* Set task: Set the listing down again in full, word for word, with the pictures left out.

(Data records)
+---+

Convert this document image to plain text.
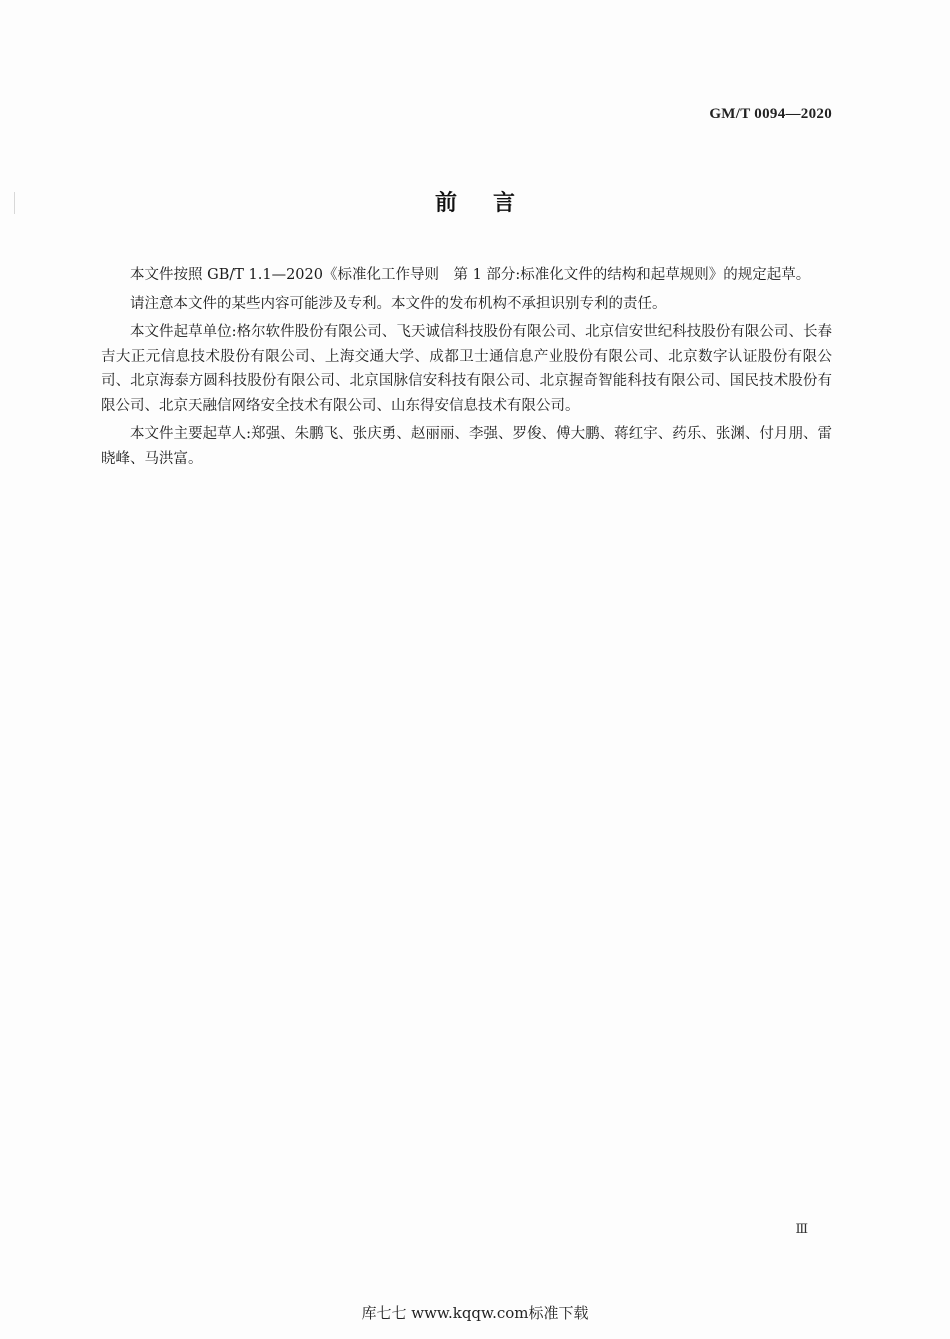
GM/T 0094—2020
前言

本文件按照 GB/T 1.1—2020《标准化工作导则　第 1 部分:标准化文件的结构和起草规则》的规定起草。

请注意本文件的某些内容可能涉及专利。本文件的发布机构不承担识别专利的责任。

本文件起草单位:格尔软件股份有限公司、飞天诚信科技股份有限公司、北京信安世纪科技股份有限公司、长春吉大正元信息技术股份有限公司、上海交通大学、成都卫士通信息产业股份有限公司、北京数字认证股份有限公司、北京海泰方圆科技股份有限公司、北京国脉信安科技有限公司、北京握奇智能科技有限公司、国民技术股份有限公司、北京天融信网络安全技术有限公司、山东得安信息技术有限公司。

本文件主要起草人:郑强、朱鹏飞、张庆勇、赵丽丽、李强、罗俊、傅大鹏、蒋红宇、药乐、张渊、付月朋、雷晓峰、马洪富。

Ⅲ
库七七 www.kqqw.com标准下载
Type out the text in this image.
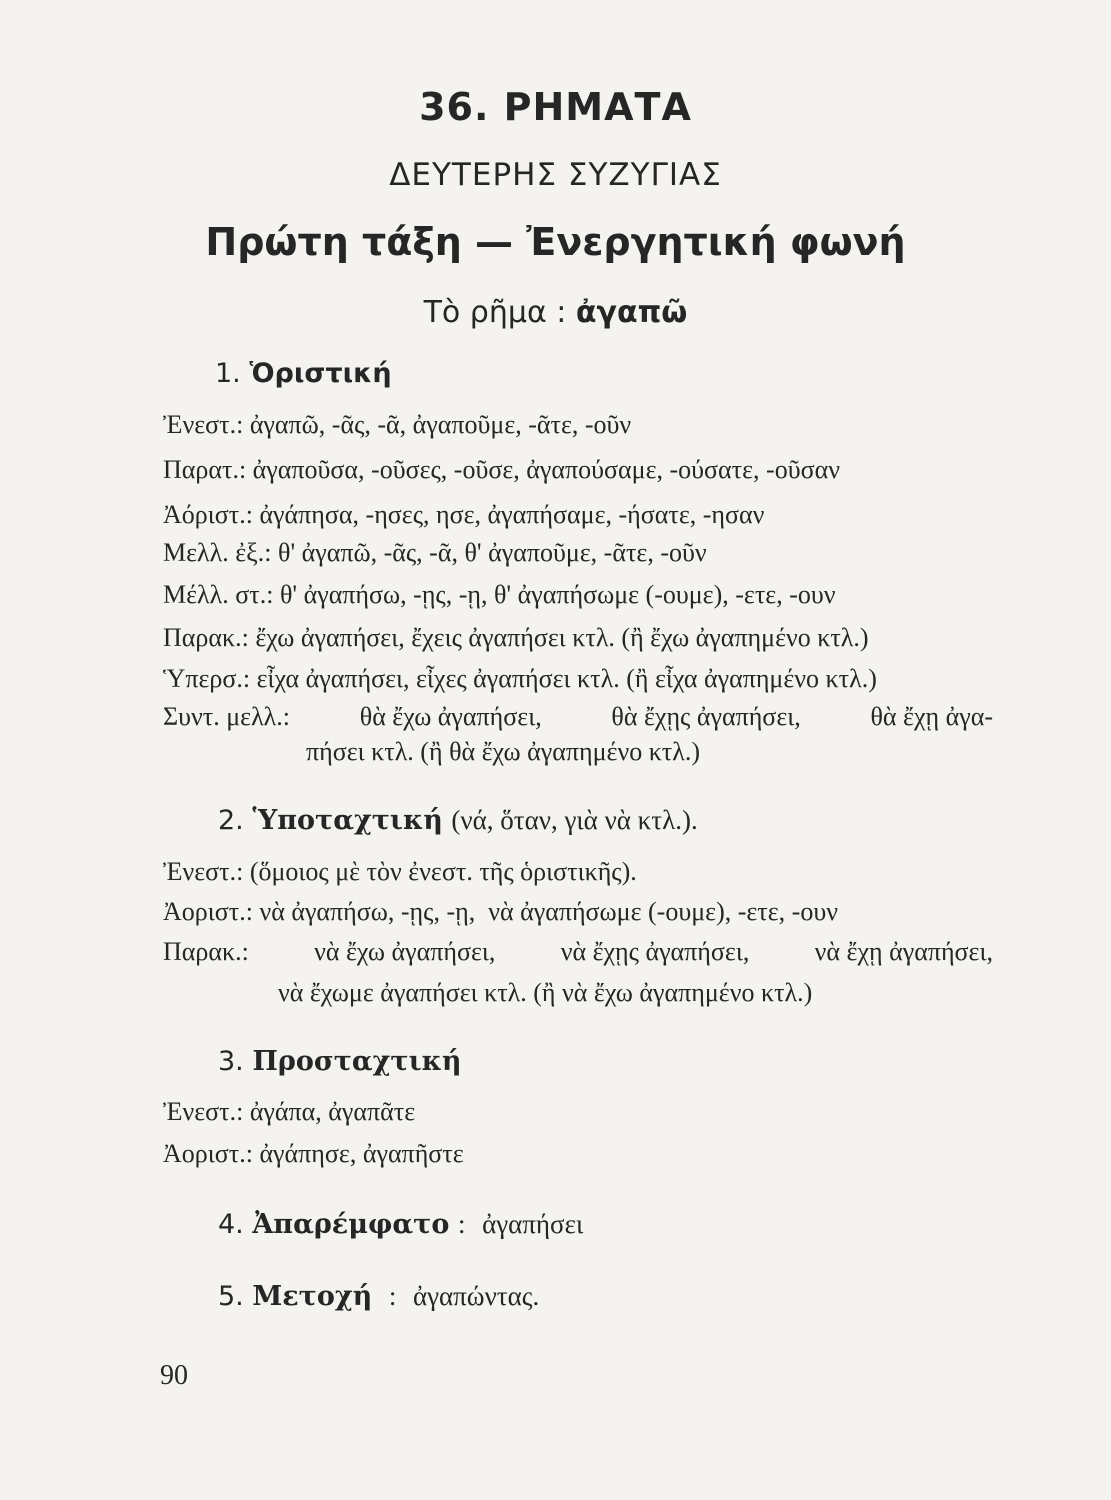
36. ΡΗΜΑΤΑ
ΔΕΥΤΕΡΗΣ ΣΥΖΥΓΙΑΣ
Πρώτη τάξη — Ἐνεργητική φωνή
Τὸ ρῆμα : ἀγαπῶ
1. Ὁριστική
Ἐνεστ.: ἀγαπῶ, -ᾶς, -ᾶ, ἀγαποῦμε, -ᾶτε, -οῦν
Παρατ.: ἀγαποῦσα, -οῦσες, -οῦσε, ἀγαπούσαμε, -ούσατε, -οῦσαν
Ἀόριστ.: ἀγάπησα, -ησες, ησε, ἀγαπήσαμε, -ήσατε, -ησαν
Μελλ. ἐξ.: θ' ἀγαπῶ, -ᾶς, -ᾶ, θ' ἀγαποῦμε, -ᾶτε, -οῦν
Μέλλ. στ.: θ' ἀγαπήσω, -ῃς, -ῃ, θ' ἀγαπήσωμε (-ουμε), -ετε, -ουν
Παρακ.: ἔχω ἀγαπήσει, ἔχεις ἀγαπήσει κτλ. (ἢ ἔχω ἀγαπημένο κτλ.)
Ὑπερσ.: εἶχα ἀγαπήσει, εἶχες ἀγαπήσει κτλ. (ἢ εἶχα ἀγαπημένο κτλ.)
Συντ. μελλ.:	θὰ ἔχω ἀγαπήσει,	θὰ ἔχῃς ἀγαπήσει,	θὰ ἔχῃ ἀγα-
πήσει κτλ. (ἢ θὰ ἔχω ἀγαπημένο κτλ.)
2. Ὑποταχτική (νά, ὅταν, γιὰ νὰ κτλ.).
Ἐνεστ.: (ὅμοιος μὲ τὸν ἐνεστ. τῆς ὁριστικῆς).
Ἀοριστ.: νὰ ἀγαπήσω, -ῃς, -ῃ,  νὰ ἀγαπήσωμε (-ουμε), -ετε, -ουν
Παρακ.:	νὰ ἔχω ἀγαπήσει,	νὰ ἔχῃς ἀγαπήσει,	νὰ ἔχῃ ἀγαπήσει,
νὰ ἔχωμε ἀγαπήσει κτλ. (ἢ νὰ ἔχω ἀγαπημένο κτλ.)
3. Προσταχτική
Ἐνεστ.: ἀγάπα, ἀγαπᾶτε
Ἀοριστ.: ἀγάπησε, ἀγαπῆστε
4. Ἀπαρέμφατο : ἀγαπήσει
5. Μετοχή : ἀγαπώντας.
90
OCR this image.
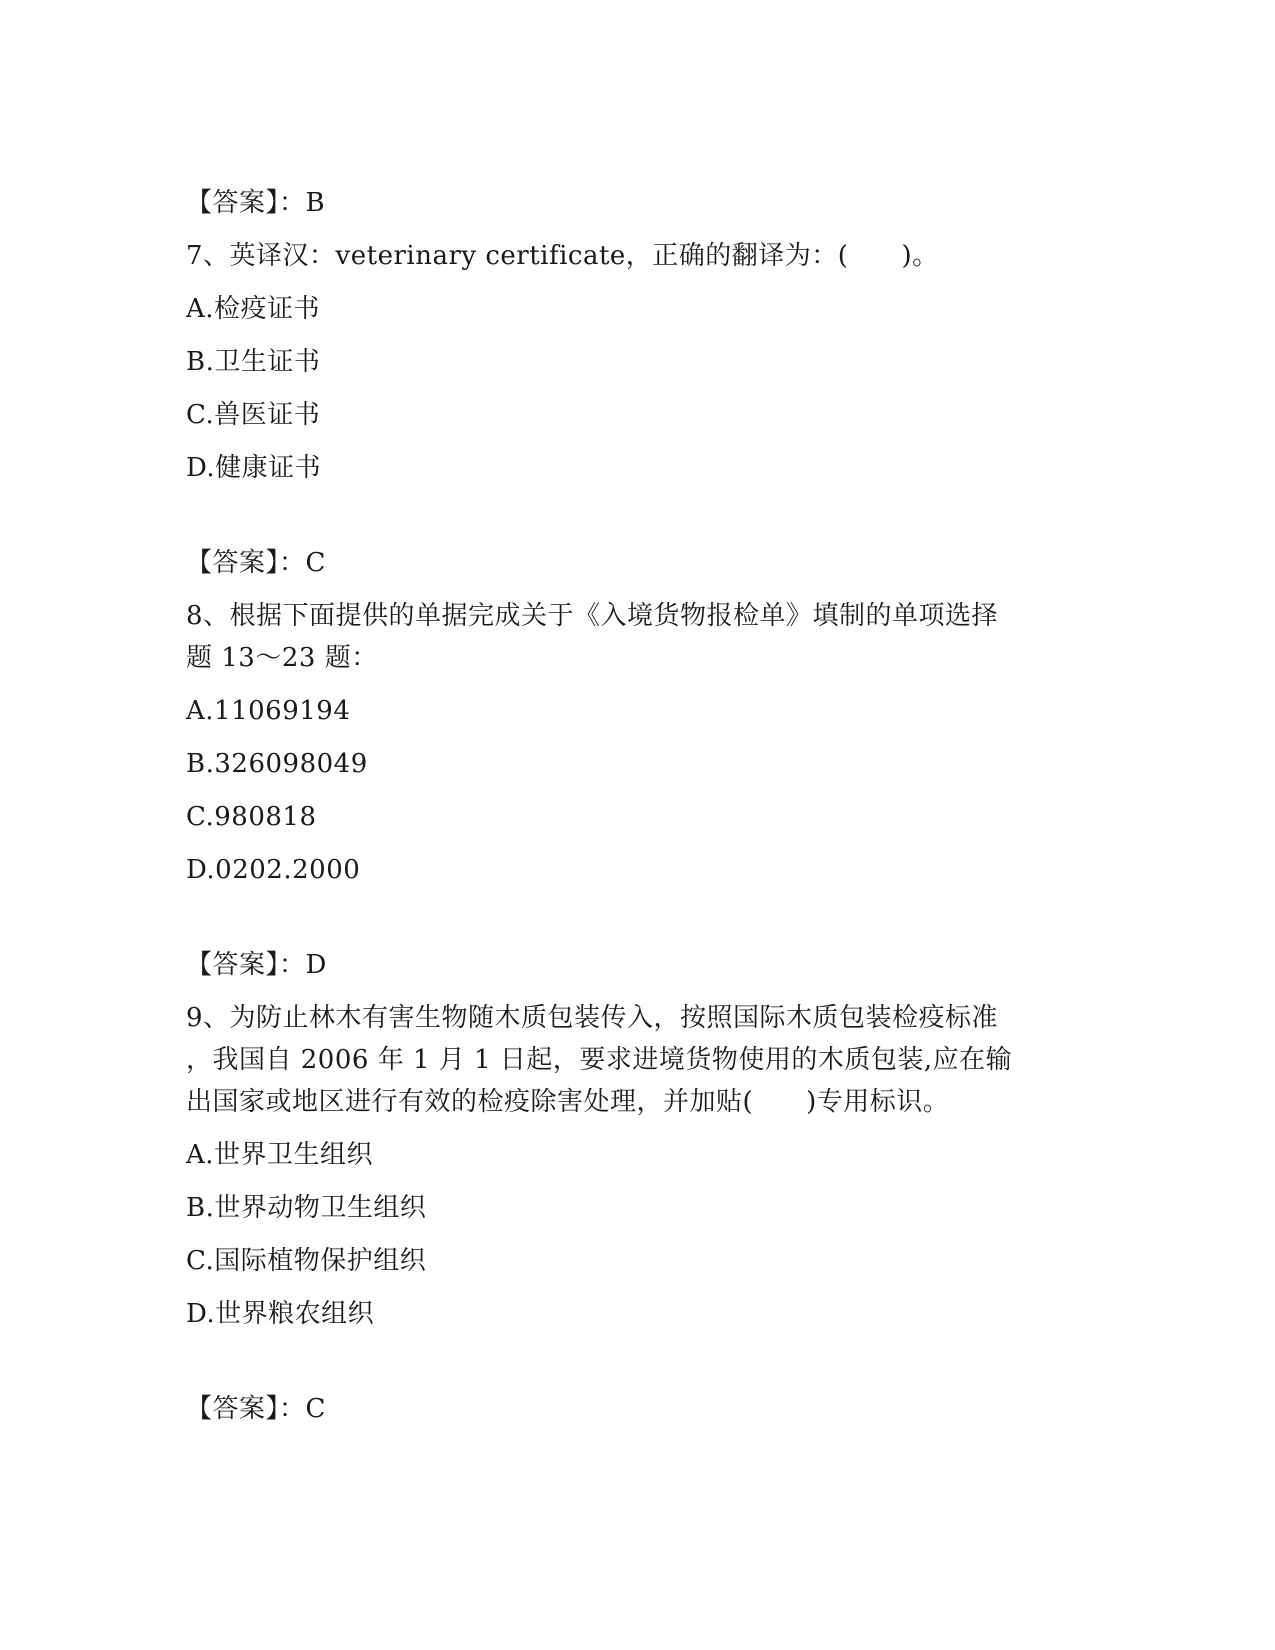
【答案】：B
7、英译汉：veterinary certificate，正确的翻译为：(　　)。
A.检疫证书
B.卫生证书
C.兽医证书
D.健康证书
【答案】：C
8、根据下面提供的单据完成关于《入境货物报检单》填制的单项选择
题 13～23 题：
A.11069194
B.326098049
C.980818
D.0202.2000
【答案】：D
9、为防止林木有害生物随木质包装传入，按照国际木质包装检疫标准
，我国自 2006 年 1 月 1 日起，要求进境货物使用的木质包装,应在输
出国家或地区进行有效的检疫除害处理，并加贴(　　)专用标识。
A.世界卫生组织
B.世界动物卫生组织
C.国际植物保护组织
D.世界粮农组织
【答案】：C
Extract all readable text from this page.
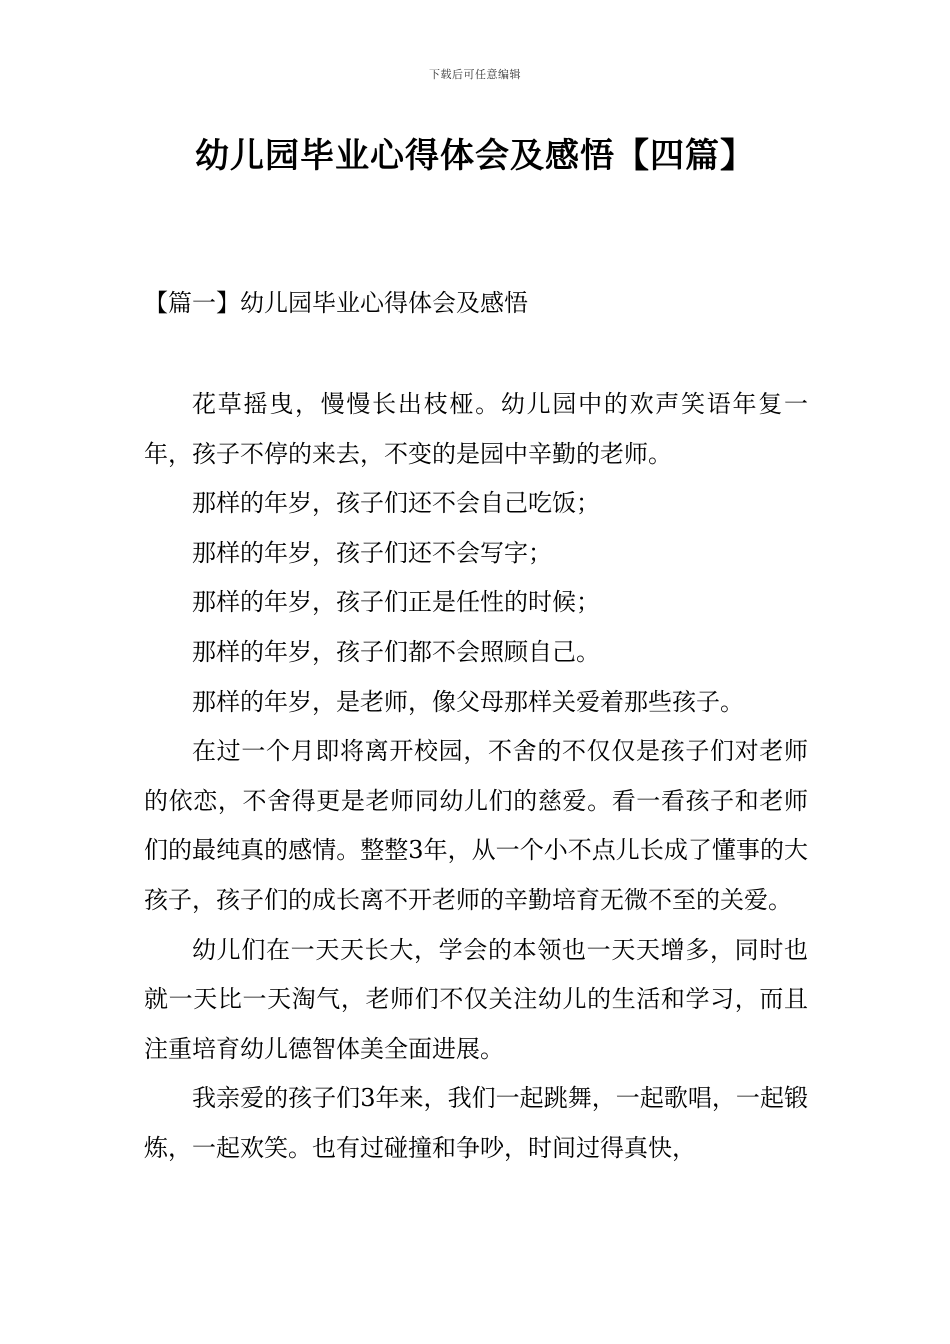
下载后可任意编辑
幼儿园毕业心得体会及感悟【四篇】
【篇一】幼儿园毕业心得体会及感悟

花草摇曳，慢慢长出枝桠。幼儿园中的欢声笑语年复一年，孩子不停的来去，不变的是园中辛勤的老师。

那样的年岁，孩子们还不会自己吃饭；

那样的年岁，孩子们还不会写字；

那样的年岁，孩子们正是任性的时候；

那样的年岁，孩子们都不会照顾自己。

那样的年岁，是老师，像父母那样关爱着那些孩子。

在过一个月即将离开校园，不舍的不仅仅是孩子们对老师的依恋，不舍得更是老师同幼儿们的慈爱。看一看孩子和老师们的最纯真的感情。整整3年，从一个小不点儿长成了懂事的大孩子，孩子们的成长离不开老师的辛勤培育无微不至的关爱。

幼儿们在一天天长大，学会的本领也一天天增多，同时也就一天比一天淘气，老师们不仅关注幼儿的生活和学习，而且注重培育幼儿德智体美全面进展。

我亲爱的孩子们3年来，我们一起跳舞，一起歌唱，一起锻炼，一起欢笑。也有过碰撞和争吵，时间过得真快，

+---+

* Solved problem:
Convert this document image to plain text.
GM/T 0094—2020
前言

本文件按照 GB/T 1.1—2020《标准化工作导则　第 1 部分:标准化文件的结构和起草规则》的规定起草。

请注意本文件的某些内容可能涉及专利。本文件的发布机构不承担识别专利的责任。

本文件起草单位:格尔软件股份有限公司、飞天诚信科技股份有限公司、北京信安世纪科技股份有限公司、长春吉大正元信息技术股份有限公司、上海交通大学、成都卫士通信息产业股份有限公司、北京数字认证股份有限公司、北京海泰方圆科技股份有限公司、北京国脉信安科技有限公司、北京握奇智能科技有限公司、国民技术股份有限公司、北京天融信网络安全技术有限公司、山东得安信息技术有限公司。

本文件主要起草人:郑强、朱鹏飞、张庆勇、赵丽丽、李强、罗俊、傅大鹏、蒋红宇、药乐、张渊、付月朋、雷晓峰、马洪富。

Ⅲ
库七七 www.kqqw.com标准下载
Type out the text in this image.
36. ΡΗΜΑΤΑ
ΔΕΥΤΕΡΗΣ ΣΥΖΥΓΙΑΣ
Πρώτη τάξη — Ἐνεργητική φωνή
Τὸ ρῆμα : ἀγαπῶ
1. Ὁριστική
Ἐνεστ.: ἀγαπῶ, -ᾶς, -ᾶ, ἀγαποῦμε, -ᾶτε, -οῦν
Παρατ.: ἀγαποῦσα, -οῦσες, -οῦσε, ἀγαπούσαμε, -ούσατε, -οῦσαν
Ἀόριστ.: ἀγάπησα, -ησες, ησε, ἀγαπήσαμε, -ήσατε, -ησαν
Μελλ. ἐξ.: θ' ἀγαπῶ, -ᾶς, -ᾶ, θ' ἀγαποῦμε, -ᾶτε, -οῦν
Μέλλ. στ.: θ' ἀγαπήσω, -ῃς, -ῃ, θ' ἀγαπήσωμε (-ουμε), -ετε, -ουν
Παρακ.: ἔχω ἀγαπήσει, ἔχεις ἀγαπήσει κτλ. (ἢ ἔχω ἀγαπημένο κτλ.)
Ὑπερσ.: εἶχα ἀγαπήσει, εἶχες ἀγαπήσει κτλ. (ἢ εἶχα ἀγαπημένο κτλ.)
Συντ. μελλ.:	θὰ ἔχω ἀγαπήσει,	θὰ ἔχῃς ἀγαπήσει,	θὰ ἔχῃ ἀγα-
πήσει κτλ. (ἢ θὰ ἔχω ἀγαπημένο κτλ.)
2. Ὑποταχτική (νά, ὅταν, γιὰ νὰ κτλ.).
Ἐνεστ.: (ὅμοιος μὲ τὸν ἐνεστ. τῆς ὁριστικῆς).
Ἀοριστ.: νὰ ἀγαπήσω, -ῃς, -ῃ,  νὰ ἀγαπήσωμε (-ουμε), -ετε, -ουν
Παρακ.:	νὰ ἔχω ἀγαπήσει,	νὰ ἔχῃς ἀγαπήσει,	νὰ ἔχῃ ἀγαπήσει,
νὰ ἔχωμε ἀγαπήσει κτλ. (ἢ νὰ ἔχω ἀγαπημένο κτλ.)
3. Προσταχτική
Ἐνεστ.: ἀγάπα, ἀγαπᾶτε
Ἀοριστ.: ἀγάπησε, ἀγαπῆστε
4. Ἀπαρέμφατο : ἀγαπήσει
5. Μετοχή : ἀγαπώντας.
90
OCR this image.
【答案】：B
7、英译汉：veterinary certificate，正确的翻译为：(　　)。
A.检疫证书
B.卫生证书
C.兽医证书
D.健康证书
【答案】：C
8、根据下面提供的单据完成关于《入境货物报检单》填制的单项选择
题 13～23 题：
A.11069194
B.326098049
C.980818
D.0202.2000
【答案】：D
9、为防止林木有害生物随木质包装传入，按照国际木质包装检疫标准
，我国自 2006 年 1 月 1 日起，要求进境货物使用的木质包装,应在输
出国家或地区进行有效的检疫除害处理，并加贴(　　)专用标识。
A.世界卫生组织
B.世界动物卫生组织
C.国际植物保护组织
D.世界粮农组织
【答案】：C
Extract all readable text from this page.
下载后可任意编辑
幼儿园毕业心得体会及感悟【四篇】
【篇一】幼儿园毕业心得体会及感悟

花草摇曳，慢慢长出枝桠。幼儿园中的欢声笑语年复一年，孩子不停的来去，不变的是园中辛勤的老师。

那样的年岁，孩子们还不会自己吃饭；

那样的年岁，孩子们还不会写字；

那样的年岁，孩子们正是任性的时候；

那样的年岁，孩子们都不会照顾自己。

那样的年岁，是老师，像父母那样关爱着那些孩子。

在过一个月即将离开校园，不舍的不仅仅是孩子们对老师的依恋，不舍得更是老师同幼儿们的慈爱。看一看孩子和老师们的最纯真的感情。整整3年，从一个小不点儿长成了懂事的大孩子，孩子们的成长离不开老师的辛勤培育无微不至的关爱。

幼儿们在一天天长大，学会的本领也一天天增多，同时也就一天比一天淘气，老师们不仅关注幼儿的生活和学习，而且注重培育幼儿德智体美全面进展。

我亲爱的孩子们3年来，我们一起跳舞，一起歌唱，一起锻炼，一起欢笑。也有过碰撞和争吵，时间过得真快，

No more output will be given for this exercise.